RECORDED DATA —
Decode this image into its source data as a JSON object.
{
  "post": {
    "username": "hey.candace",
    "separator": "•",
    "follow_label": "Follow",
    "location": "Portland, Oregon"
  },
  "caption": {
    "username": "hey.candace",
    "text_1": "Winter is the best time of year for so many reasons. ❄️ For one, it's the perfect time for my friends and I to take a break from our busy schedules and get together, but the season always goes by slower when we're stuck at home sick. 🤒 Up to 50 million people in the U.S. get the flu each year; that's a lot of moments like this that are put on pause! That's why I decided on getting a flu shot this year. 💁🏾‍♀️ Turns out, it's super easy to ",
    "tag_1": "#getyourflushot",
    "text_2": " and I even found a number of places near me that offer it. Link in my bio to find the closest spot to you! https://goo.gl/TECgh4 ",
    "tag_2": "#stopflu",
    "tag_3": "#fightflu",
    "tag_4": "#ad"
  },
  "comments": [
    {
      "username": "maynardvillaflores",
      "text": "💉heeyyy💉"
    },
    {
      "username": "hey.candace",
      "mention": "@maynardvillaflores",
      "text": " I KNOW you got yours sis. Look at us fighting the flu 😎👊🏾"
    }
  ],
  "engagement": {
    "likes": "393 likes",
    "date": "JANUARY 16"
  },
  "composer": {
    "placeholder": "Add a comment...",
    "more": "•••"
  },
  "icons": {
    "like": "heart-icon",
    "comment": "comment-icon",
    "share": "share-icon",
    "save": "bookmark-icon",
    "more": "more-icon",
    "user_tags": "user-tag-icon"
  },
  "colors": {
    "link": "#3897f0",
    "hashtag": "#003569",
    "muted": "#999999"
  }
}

WHAT IS EXPECTED — From the records above, pick out and copy each line holding the word "this".

RESULT OF THE TASK —
Decode this image into its source data as a JSON object.
    "text_1": "Winter is the best time of year for so many reasons. ❄️ For one, it's the perfect time for my friends and I to take a break from our busy schedules and get together, but the season always goes by slower when we're stuck at home sick. 🤒 Up to 50 million people in the U.S. get the flu each year; that's a lot of moments like this that are put on pause! That's why I decided on getting a flu shot this year. 💁🏾‍♀️ Turns out, it's super easy to ",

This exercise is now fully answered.